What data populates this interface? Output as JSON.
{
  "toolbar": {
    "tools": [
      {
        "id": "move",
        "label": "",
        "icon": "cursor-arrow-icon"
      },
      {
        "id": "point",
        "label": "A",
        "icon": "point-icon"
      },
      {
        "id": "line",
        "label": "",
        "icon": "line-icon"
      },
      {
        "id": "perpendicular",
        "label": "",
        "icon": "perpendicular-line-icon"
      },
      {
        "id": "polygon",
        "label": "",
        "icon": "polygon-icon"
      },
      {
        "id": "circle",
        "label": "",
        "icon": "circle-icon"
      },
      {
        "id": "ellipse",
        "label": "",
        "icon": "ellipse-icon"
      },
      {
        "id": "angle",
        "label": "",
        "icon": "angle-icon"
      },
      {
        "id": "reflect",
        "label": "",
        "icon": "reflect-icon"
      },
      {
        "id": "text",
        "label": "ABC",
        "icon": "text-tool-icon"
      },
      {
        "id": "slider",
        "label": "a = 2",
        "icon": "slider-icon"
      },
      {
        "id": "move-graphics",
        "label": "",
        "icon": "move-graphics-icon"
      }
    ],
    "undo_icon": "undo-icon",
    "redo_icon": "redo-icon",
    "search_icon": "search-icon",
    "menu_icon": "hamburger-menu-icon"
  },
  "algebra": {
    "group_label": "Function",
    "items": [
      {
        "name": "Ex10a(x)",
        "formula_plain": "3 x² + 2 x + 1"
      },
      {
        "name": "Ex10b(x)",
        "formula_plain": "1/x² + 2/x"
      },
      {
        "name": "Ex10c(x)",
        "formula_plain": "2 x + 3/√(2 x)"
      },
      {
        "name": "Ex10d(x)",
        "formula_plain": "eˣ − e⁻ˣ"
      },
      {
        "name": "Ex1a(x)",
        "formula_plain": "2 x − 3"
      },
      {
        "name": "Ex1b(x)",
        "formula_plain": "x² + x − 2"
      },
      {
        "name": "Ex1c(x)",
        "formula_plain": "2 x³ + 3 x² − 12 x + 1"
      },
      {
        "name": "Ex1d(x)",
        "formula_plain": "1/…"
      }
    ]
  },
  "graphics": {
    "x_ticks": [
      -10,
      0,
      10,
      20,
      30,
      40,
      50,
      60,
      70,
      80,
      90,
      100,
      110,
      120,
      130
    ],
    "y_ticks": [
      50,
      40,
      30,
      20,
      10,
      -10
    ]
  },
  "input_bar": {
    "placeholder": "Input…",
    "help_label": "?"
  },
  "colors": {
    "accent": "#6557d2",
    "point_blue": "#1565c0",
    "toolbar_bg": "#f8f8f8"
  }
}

● ● ● ●

Objective: Return every entry exactly as given.

Result for this task:
What data populates this interface? Output as JSON.
{
  "toolbar": {
    "tools": [
      {
        "id": "move",
        "label": "",
        "icon": "cursor-arrow-icon"
      },
      {
        "id": "point",
        "label": "A",
        "icon": "point-icon"
      },
      {
        "id": "line",
        "label": "",
        "icon": "line-icon"
      },
      {
        "id": "perpendicular",
        "label": "",
        "icon": "perpendicular-line-icon"
      },
      {
        "id": "polygon",
        "label": "",
        "icon": "polygon-icon"
      },
      {
        "id": "circle",
        "label": "",
        "icon": "circle-icon"
      },
      {
        "id": "ellipse",
        "label": "",
        "icon": "ellipse-icon"
      },
      {
        "id": "angle",
        "label": "",
        "icon": "angle-icon"
      },
      {
        "id": "reflect",
        "label": "",
        "icon": "reflect-icon"
      },
      {
        "id": "text",
        "label": "ABC",
        "icon": "text-tool-icon"
      },
      {
        "id": "slider",
        "label": "a = 2",
        "icon": "slider-icon"
      },
      {
        "id": "move-graphics",
        "label": "",
        "icon": "move-graphics-icon"
      }
    ],
    "undo_icon": "undo-icon",
    "redo_icon": "redo-icon",
    "search_icon": "search-icon",
    "menu_icon": "hamburger-menu-icon"
  },
  "algebra": {
    "group_label": "Function",
    "items": [
      {
        "name": "Ex10a(x)",
        "formula_plain": "3 x² + 2 x + 1"
      },
      {
        "name": "Ex10b(x)",
        "formula_plain": "1/x² + 2/x"
      },
      {
        "name": "Ex10c(x)",
        "formula_plain": "2 x + 3/√(2 x)"
      },
      {
        "name": "Ex10d(x)",
        "formula_plain": "eˣ − e⁻ˣ"
      },
      {
        "name": "Ex1a(x)",
        "formula_plain": "2 x − 3"
      },
      {
        "name": "Ex1b(x)",
        "formula_plain": "x² + x − 2"
      },
      {
        "name": "Ex1c(x)",
        "formula_plain": "2 x³ + 3 x² − 12 x + 1"
      },
      {
        "name": "Ex1d(x)",
        "formula_plain": "1/…"
      }
    ]
  },
  "graphics": {
    "x_ticks": [
      -10,
      0,
      10,
      20,
      30,
      40,
      50,
      60,
      70,
      80,
      90,
      100,
      110,
      120,
      130
    ],
    "y_ticks": [
      50,
      40,
      30,
      20,
      10,
      -10
    ]
  },
  "input_bar": {
    "placeholder": "Input…",
    "help_label": "?"
  },
  "colors": {
    "accent": "#6557d2",
    "point_blue": "#1565c0",
    "toolbar_bg": "#f8f8f8"
  }
}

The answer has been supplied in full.